Leave out the pictures and repeat everything else in the records exactly.

········

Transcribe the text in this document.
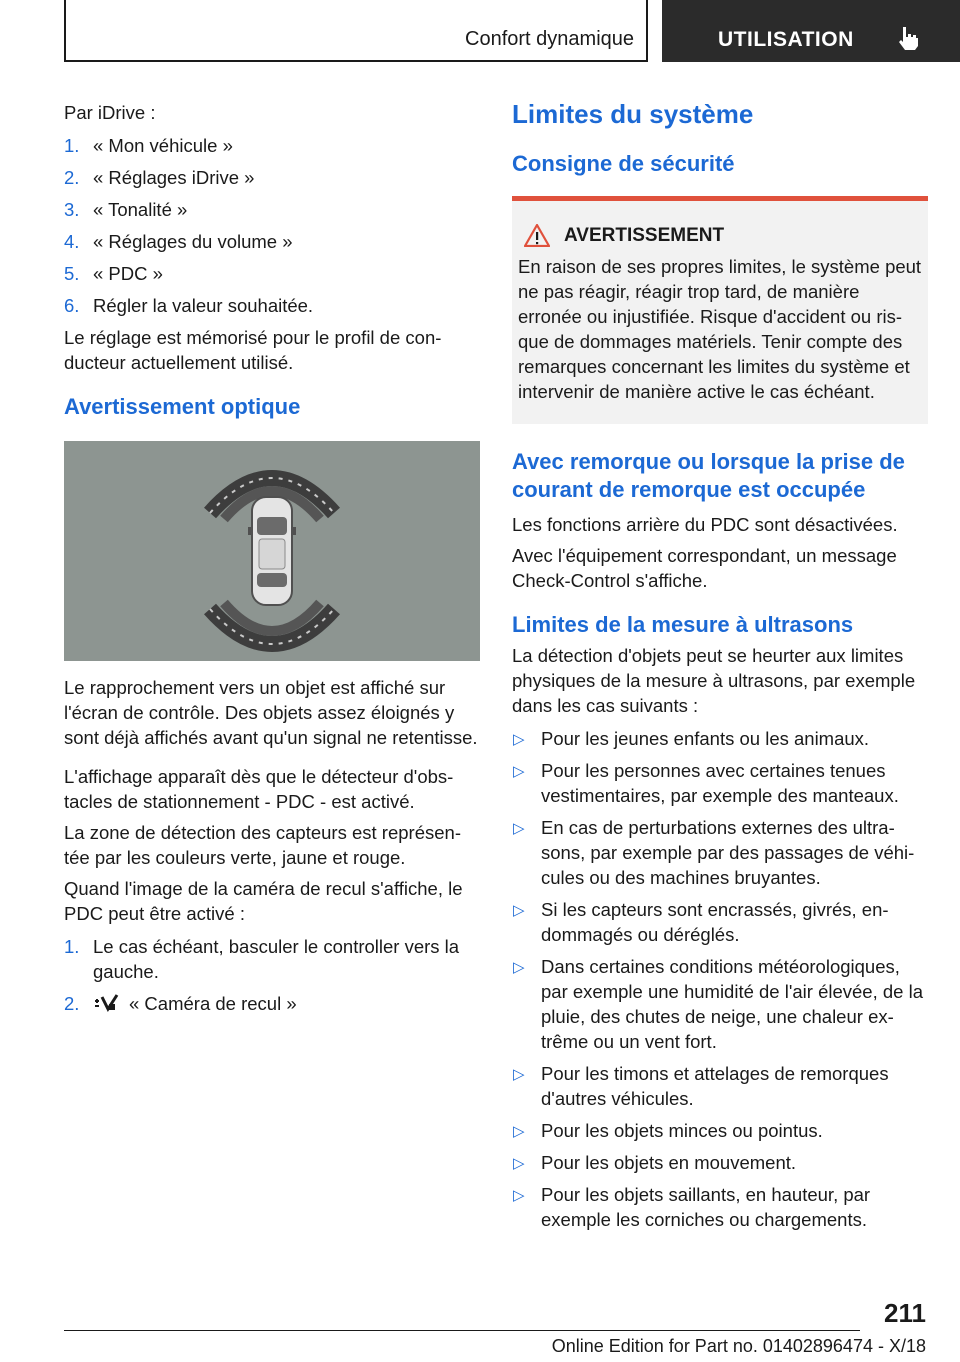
Confort dynamique	UTILISATION

Par iDrive :

1. « Mon véhicule »
2. « Réglages iDrive »
3. « Tonalité »
4. « Réglages du volume »
5. « PDC »
6. Régler la valeur souhaitée.

Le réglage est mémorisé pour le profil de conducteur actuellement utilisé.

Avertissement optique

Le rapprochement vers un objet est affiché sur l'écran de contrôle. Des objets assez éloignés y sont déjà affichés avant qu'un signal ne retentisse.

L'affichage apparaît dès que le détecteur d'obstacles de stationnement - PDC - est activé.

La zone de détection des capteurs est représentée par les couleurs verte, jaune et rouge.

Quand l'image de la caméra de recul s'affiche, le PDC peut être activé :

1. Le cas échéant, basculer le controller vers la gauche.
2.	« Caméra de recul »
Limites du système
Consigne de sécurité
AVERTISSEMENT
En raison de ses propres limites, le système peut ne pas réagir, réagir trop tard, de manière erronée ou injustifiée. Risque d'accident ou risque de dommages matériels. Tenir compte des remarques concernant les limites du système et intervenir de manière active le cas échéant.
Avec remorque ou lorsque la prise de courant de remorque est occupée

Les fonctions arrière du PDC sont désactivées.

Avec l'équipement correspondant, un message Check-Control s'affiche.

Limites de la mesure à ultrasons

La détection d'objets peut se heurter aux limites physiques de la mesure à ultrasons, par exemple dans les cas suivants :

▷ Pour les jeunes enfants ou les animaux.
▷ Pour les personnes avec certaines tenues vestimentaires, par exemple des manteaux.
▷ En cas de perturbations externes des ultrasons, par exemple par des passages de véhicules ou des machines bruyantes.
▷ Si les capteurs sont encrassés, givrés, endommagés ou déréglés.
▷ Dans certaines conditions météorologiques, par exemple une humidité de l'air élevée, de la pluie, des chutes de neige, une chaleur extrême ou un vent fort.
▷ Pour les timons et attelages de remorques d'autres véhicules.
▷ Pour les objets minces ou pointus.
▷ Pour les objets en mouvement.
▷ Pour les objets saillants, en hauteur, par exemple les corniches ou chargements.
211
Online Edition for Part no. 01402896474 - X/18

········

▶ _Answer_
Transcribe the text in this document.
Confort dynamique	UTILISATION

Par iDrive :

1. « Mon véhicule »
2. « Réglages iDrive »
3. « Tonalité »
4. « Réglages du volume »
5. « PDC »
6. Régler la valeur souhaitée.

Le réglage est mémorisé pour le profil de conducteur actuellement utilisé.

Avertissement optique

Le rapprochement vers un objet est affiché sur l'écran de contrôle. Des objets assez éloignés y sont déjà affichés avant qu'un signal ne retentisse.

L'affichage apparaît dès que le détecteur d'obstacles de stationnement - PDC - est activé.

La zone de détection des capteurs est représentée par les couleurs verte, jaune et rouge.

Quand l'image de la caméra de recul s'affiche, le PDC peut être activé :

1. Le cas échéant, basculer le controller vers la gauche.
2.	« Caméra de recul »
Limites du système
Consigne de sécurité
AVERTISSEMENT
En raison de ses propres limites, le système peut ne pas réagir, réagir trop tard, de manière erronée ou injustifiée. Risque d'accident ou risque de dommages matériels. Tenir compte des remarques concernant les limites du système et intervenir de manière active le cas échéant.
Avec remorque ou lorsque la prise de courant de remorque est occupée

Les fonctions arrière du PDC sont désactivées.

Avec l'équipement correspondant, un message Check-Control s'affiche.

Limites de la mesure à ultrasons

La détection d'objets peut se heurter aux limites physiques de la mesure à ultrasons, par exemple dans les cas suivants :

▷ Pour les jeunes enfants ou les animaux.
▷ Pour les personnes avec certaines tenues vestimentaires, par exemple des manteaux.
▷ En cas de perturbations externes des ultrasons, par exemple par des passages de véhicules ou des machines bruyantes.
▷ Si les capteurs sont encrassés, givrés, endommagés ou déréglés.
▷ Dans certaines conditions météorologiques, par exemple une humidité de l'air élevée, de la pluie, des chutes de neige, une chaleur extrême ou un vent fort.
▷ Pour les timons et attelages de remorques d'autres véhicules.
▷ Pour les objets minces ou pointus.
▷ Pour les objets en mouvement.
▷ Pour les objets saillants, en hauteur, par exemple les corniches ou chargements.
211
Online Edition for Part no. 01402896474 - X/18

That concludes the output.